(Dataset entries)
= = =

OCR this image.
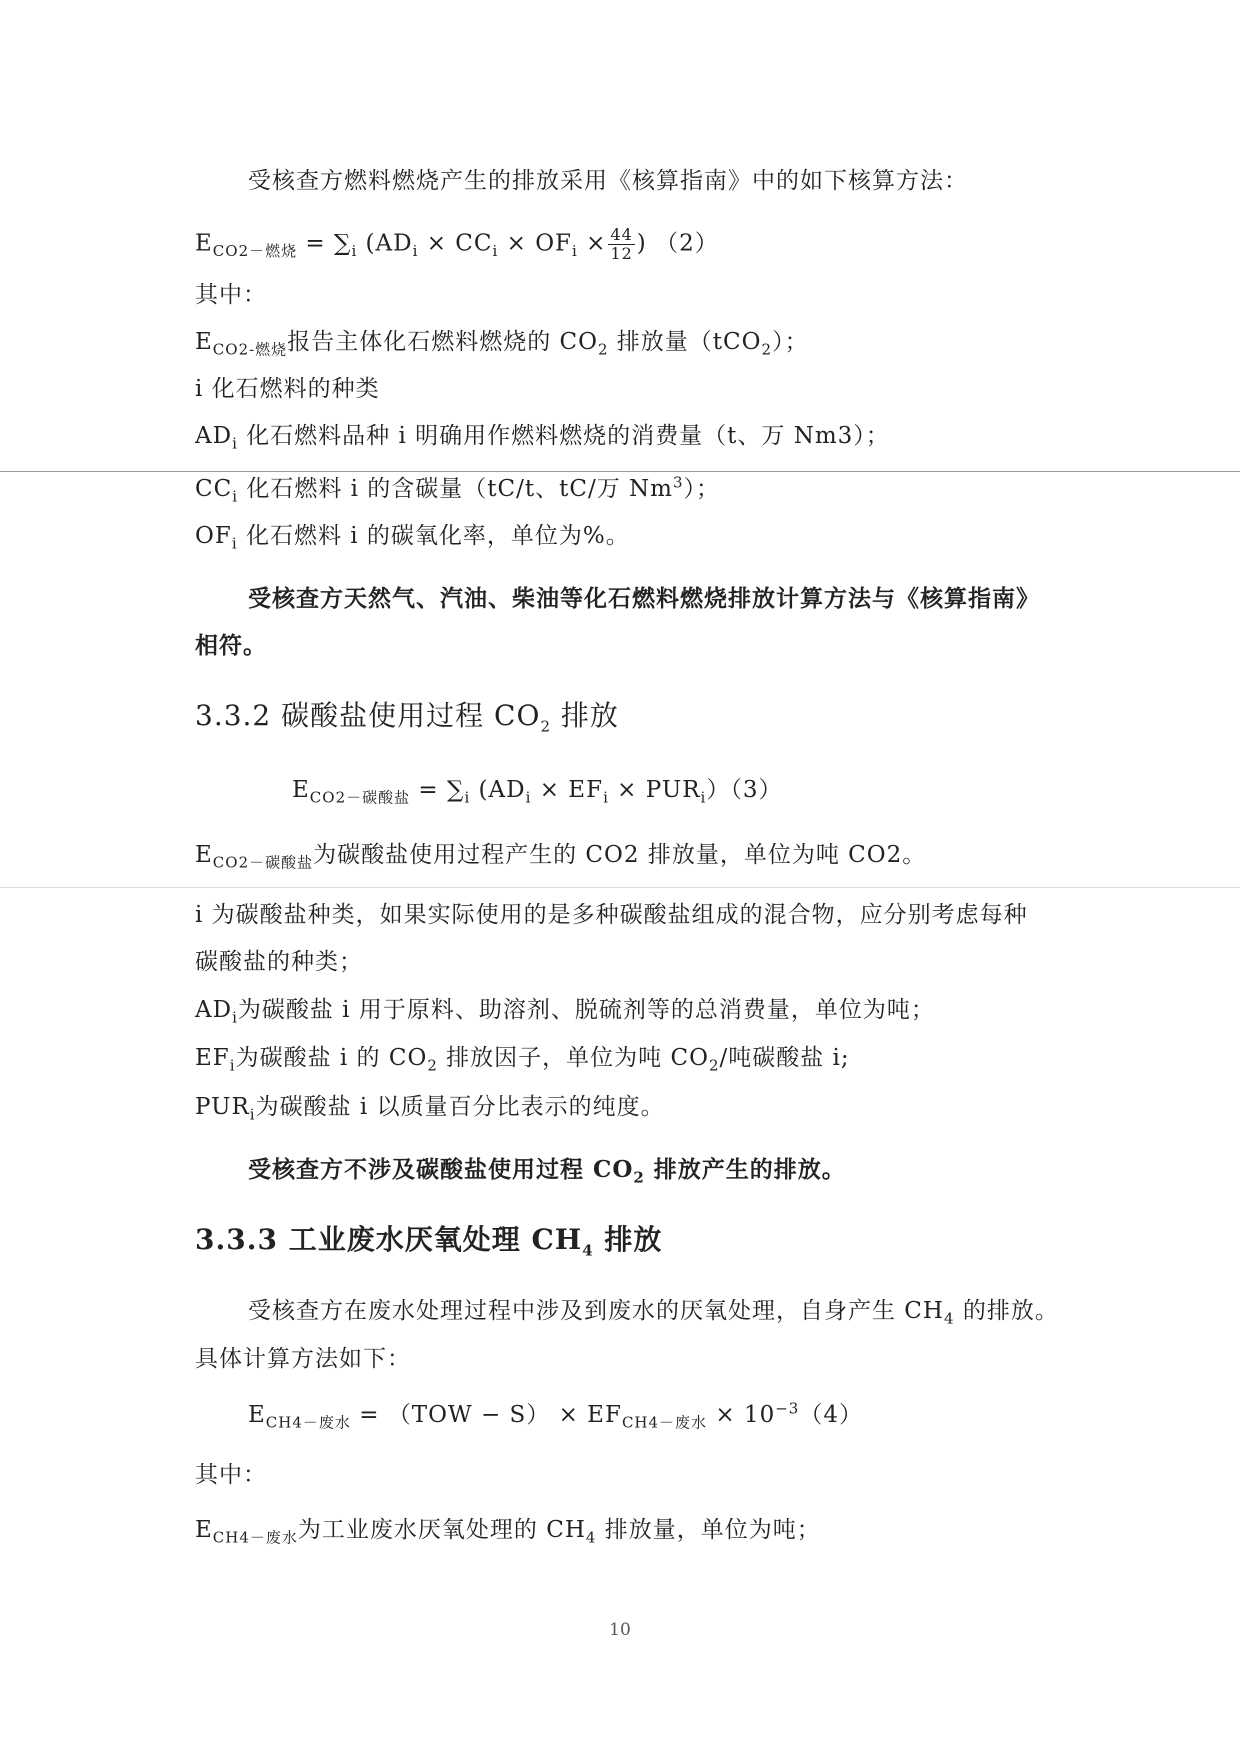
受核查方燃料燃烧产生的排放采用《核算指南》中的如下核算方法：
$E_{CO2-燃烧} = \sum_i$ ($AD_i \times CC_i \times OF_i \times \frac{44}{12}$ ) （2）
其中：
$E_{CO2-燃烧}$报告主体化石燃料燃烧的 $CO_2$ 排放量（tCO$_2$）；
i 化石燃料的种类
$AD_i$ 化石燃料品种 i 明确用作燃料燃烧的消费量（t、万 Nm3）；
$CC_i$ 化石燃料 i 的含碳量（tC/t、tC/万 Nm$^3$）；
$OF_i$ 化石燃料 i 的碳氧化率，单位为%。
受核查方天然气、汽油、柴油等化石燃料燃烧排放计算方法与《核算指南》
相符。
3.3.2 碳酸盐使用过程 $CO_2$ 排放
$E_{CO2-碳酸盐} = \sum_i$ $(AD_i \times EF_i \times PUR_i)(3)$
$E_{CO2-碳酸盐}$为碳酸盐使用过程产生的 CO2 排放量，单位为吨 CO2。
i 为碳酸盐种类，如果实际使用的是多种碳酸盐组成的混合物，应分别考虑每种
碳酸盐的种类；
$AD_i$为碳酸盐 i 用于原料、助溶剂、脱硫剂等的总消费量，单位为吨；
$EF_i$为碳酸盐 i 的 $CO_2$ 排放因子，单位为吨 $CO_2/$吨碳酸盐 i;
$PUR_i$为碳酸盐 i 以质量百分比表示的纯度。
受核查方不涉及碳酸盐使用过程 $CO_2$ 排放产生的排放。
3.3.3 工业废水厌氧处理 $CH_4$ 排放
受核查方在废水处理过程中涉及到废水的厌氧处理，自身产生 $CH_4$ 的排放。
具体计算方法如下：
$E_{CH4-废水} = (TOW - S) \times EF_{CH4-废水} \times 10^{-3}(4)$
其中：
$E_{CH4-废水}$为工业废水厌氧处理的 $CH_4$ 排放量，单位为吨；
10
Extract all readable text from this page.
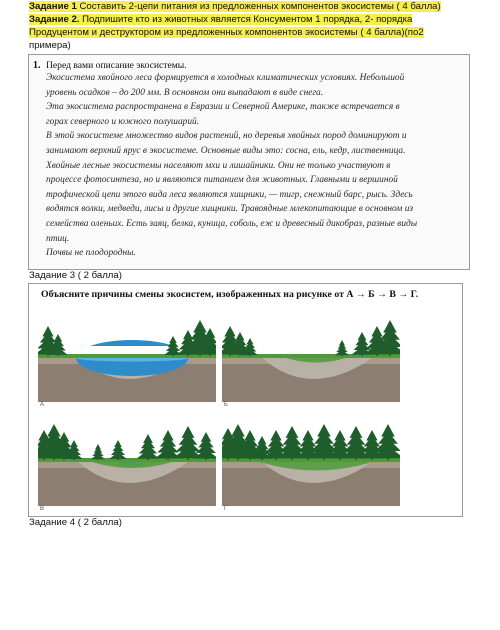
Задание 1 Составить 2-цепи питания из предложенных компонентов экосистемы ( 4 балла)
Задание 2. Подпишите кто из животных является Консументом 1 порядка, 2- порядка
Продуцентом и деструктором из предложенных компонентов экосистемы ( 4 балла)(по2
примера)
1. Перед вами описание экосистемы.
Экосистема хвойного леса формируется в холодных климатических условиях. Небольшой
уровень осадков – до 200 мм. В основном они выпадают в виде снега.
Эта экосистема распространена в Евразии и Северной Америке, также встречается в
горах северного и южного полушарий.
В этой экосистеме множество видов растений, но деревья хвойных пород доминируют и
занимают верхний ярус в экосистеме. Основные виды это: сосна, ель, кедр, лиственница.
Хвойные лесные экосистемы населяют мхи и лишайники. Они не только участвуют в
процессе фотосинтеза, но и являются питанием для животных. Главными и вершиной
трофической цепи этого вида леса являются хищники, — тигр, снежный барс, рысь. Здесь
водятся волки, медведи, лисы и другие хищники. Травоядные млекопитающие в основном из
семейства оленьих. Есть заяц, белка, куница, соболь, еж и древесный дикобраз, разные виды
птиц.
Почвы не плодородны.
Задание 3 ( 2 балла)
Объясните причины смены экосистем, изображенных на рисунке от А → Б → В → Г.
А	Б
В	Г
Задание 4 ( 2 балла)
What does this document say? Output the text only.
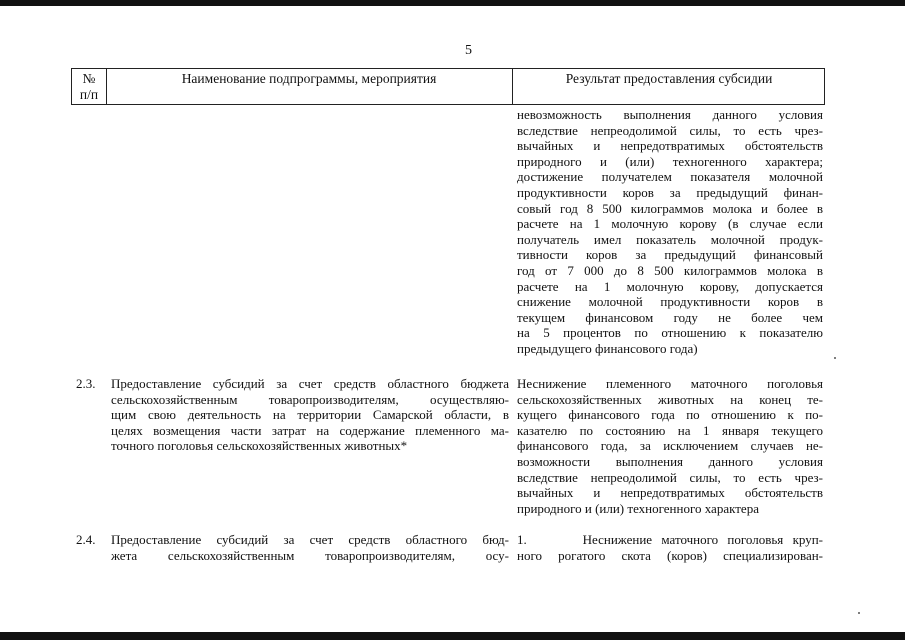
5
№
п/п
Наименование подпрограммы, мероприятия	Результат предоставления субсидии
невозможность выполнения данного условия
вследствие непреодолимой силы, то есть чрез-
вычайных и непредотвратимых обстоятельств
природного и (или) техногенного характера;
достижение получателем показателя молочной
продуктивности коров за предыдущий финан-
совый год 8 500 килограммов молока и более в
расчете на 1 молочную корову (в случае если
получатель имел показатель молочной продук-
тивности коров за предыдущий финансовый
год от 7 000 до 8 500 килограммов молока в
расчете на 1 молочную корову, допускается
снижение молочной продуктивности коров в
текущем финансовом году не более чем
на 5 процентов по отношению к показателю
предыдущего финансового года)
2.3. Предоставление субсидий за счет средств областного бюджета
сельскохозяйственным товаропроизводителям, осуществляю-
щим свою деятельность на территории Самарской области, в
целях возмещения части затрат на содержание племенного ма-
точного поголовья сельскохозяйственных животных*
Неснижение племенного маточного поголовья
сельскохозяйственных животных на конец те-
кущего финансового года по отношению к по-
казателю по состоянию на 1 января текущего
финансового года, за исключением случаев не-
возможности выполнения данного условия
вследствие непреодолимой силы, то есть чрез-
вычайных и непредотвратимых обстоятельств
природного и (или) техногенного характера
2.4. Предоставление субсидий за счет средств областного бюд-
жета сельскохозяйственным товаропроизводителям, осу-
1.      Неснижение маточного поголовья круп-
ного рогатого скота (коров) специализирован-
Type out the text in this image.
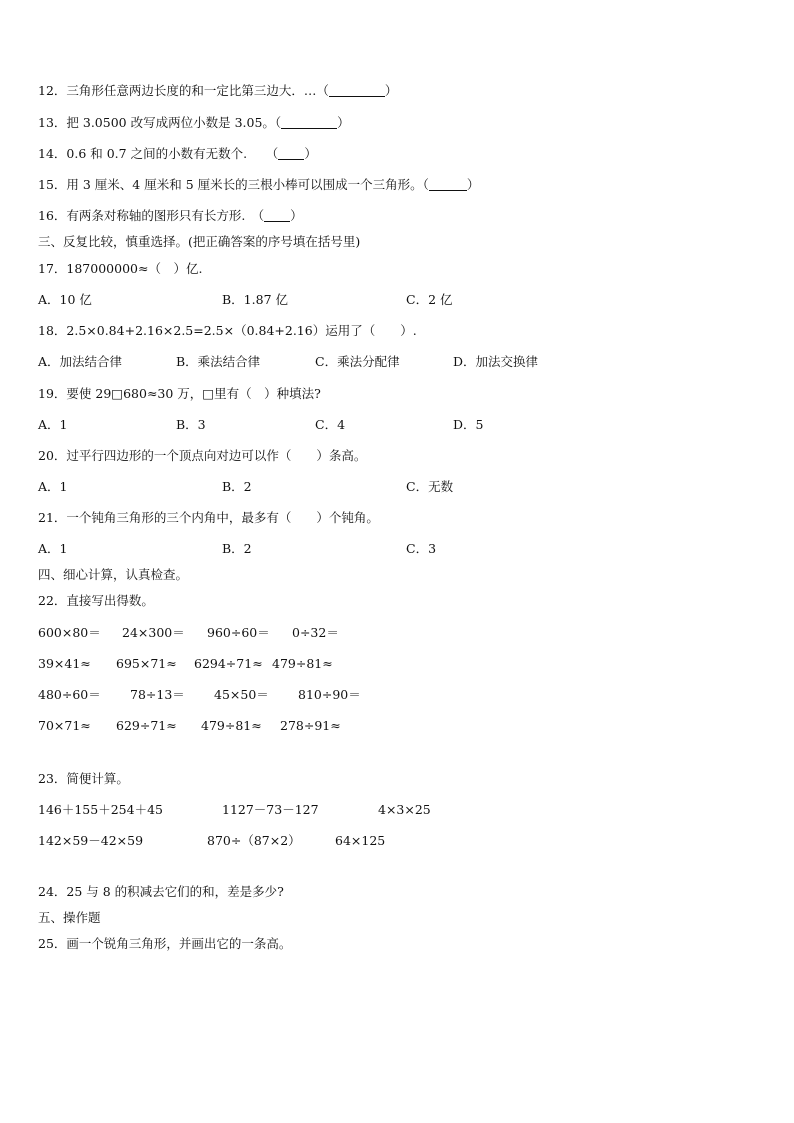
12．三角形任意两边长度的和一定比第三边大．…（	）
13．把 3.0500 改写成两位小数是 3.05。（	）
14．0.6 和 0.7 之间的小数有无数个.　　（ ）
15．用 3 厘米、4 厘米和 5 厘米长的三根小棒可以围成一个三角形。（	）
16．有两条对称轴的图形只有长方形.　（ ）
三、反复比较，慎重选择。(把正确答案的序号填在括号里)
17．187000000≈（　）亿.
A．10 亿	B．1.87 亿	C．2 亿
18．2.5×0.84+2.16×2.5=2.5×（0.84+2.16）运用了（　　）.
A．加法结合律	B．乘法结合律	C．乘法分配律	D．加法交换律
19．要使 29□680≈30 万，□里有（　）种填法?
A．1	B．3	C．4	D．5
20．过平行四边形的一个顶点向对边可以作（　　）条高。
A．1	B．2	C．无数
21．一个钝角三角形的三个内角中，最多有（　　）个钝角。
A．1	B．2	C．3
四、细心计算，认真检查。
22．直接写出得数。
600×80＝ 24×300＝ 960÷60＝ 0÷32＝
39×41≈ 695×71≈ 6294÷71≈ 479÷81≈
480÷60＝ 78÷13＝ 45×50＝ 810÷90＝
70×71≈ 629÷71≈ 479÷81≈ 278÷91≈
23．简便计算。
146＋155＋254＋45	1127－73－127	4×3×25
142×59－42×59	870÷（87×2）	64×125
24．25 与 8 的积减去它们的和，差是多少?
五、操作题
25．画一个锐角三角形，并画出它的一条高。
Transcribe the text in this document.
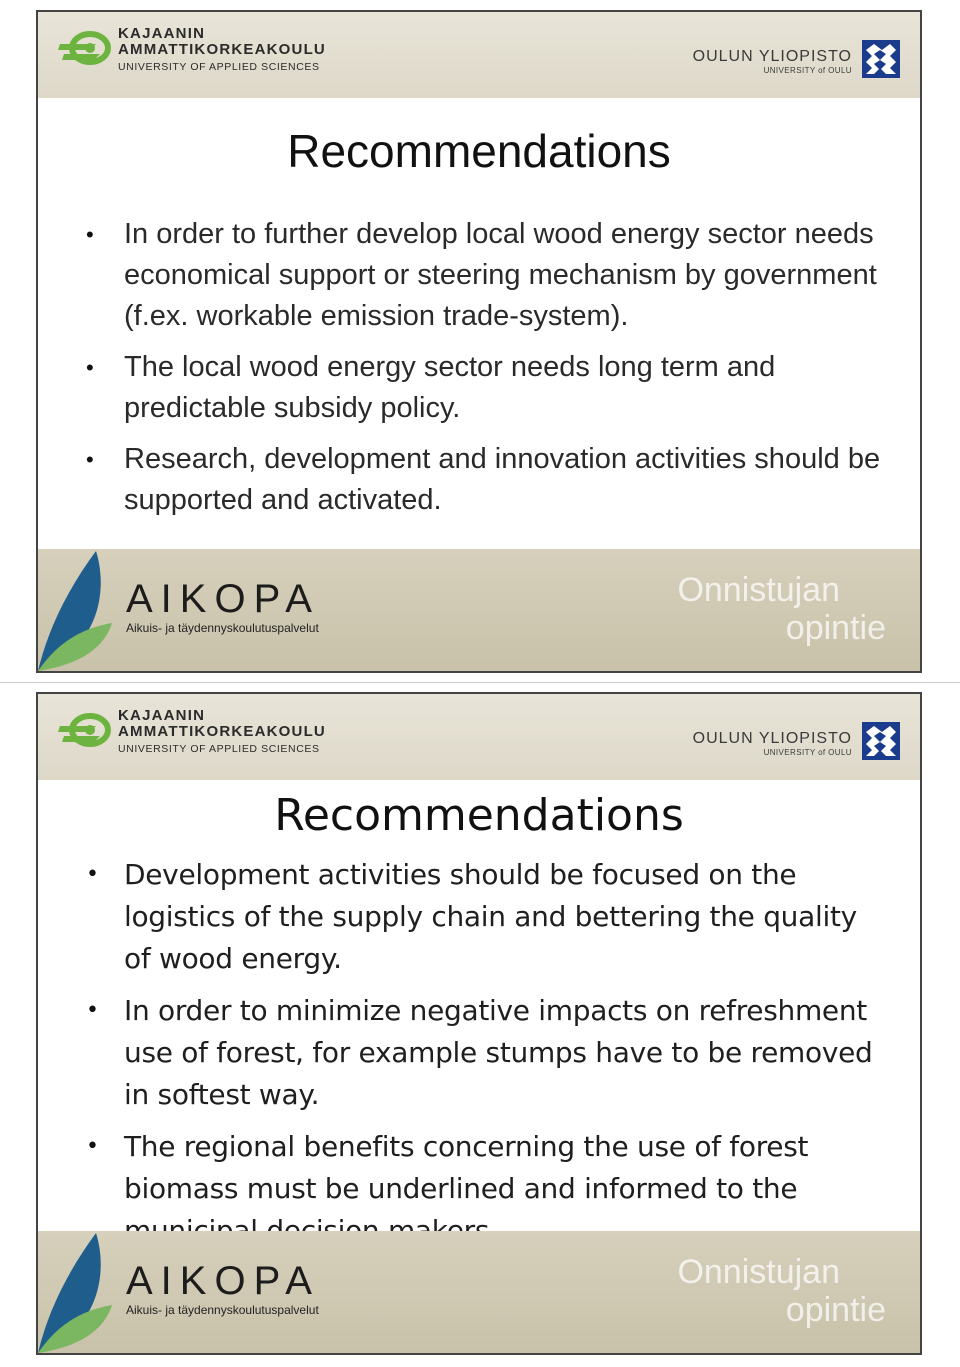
KAJAANIN
AMMATTIKORKEAKOULU
UNIVERSITY OF APPLIED SCIENCES
OULUN YLIOPISTO
UNIVERSITY of OULU
Recommendations
• In order to further develop local wood energy sector needs economical support or steering mechanism by government (f.ex. workable emission trade-system).
• The local wood energy sector needs long term and predictable subsidy policy.
• Research, development and innovation activities should be supported and activated.
AIKOPA
Aikuis- ja täydennyskoulutuspalvelut
Onnistujan
opintie
KAJAANIN
AMMATTIKORKEAKOULU
UNIVERSITY OF APPLIED SCIENCES
OULUN YLIOPISTO
UNIVERSITY of OULU
Recommendations
• Development activities should be focused on the logistics of the supply chain and bettering the quality of wood energy.
• In order to minimize negative impacts on refreshment use of forest, for example stumps have to be removed in softest way.
• The regional benefits concerning the use of forest biomass must be underlined and informed to the
AIKOPA
Aikuis- ja täydennyskoulutuspalvelut
Onnistujan
opintie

= = =

→ Given request
Across the records, how many lines contain "Предоставление"? Only the number should be given.

→ Task output
2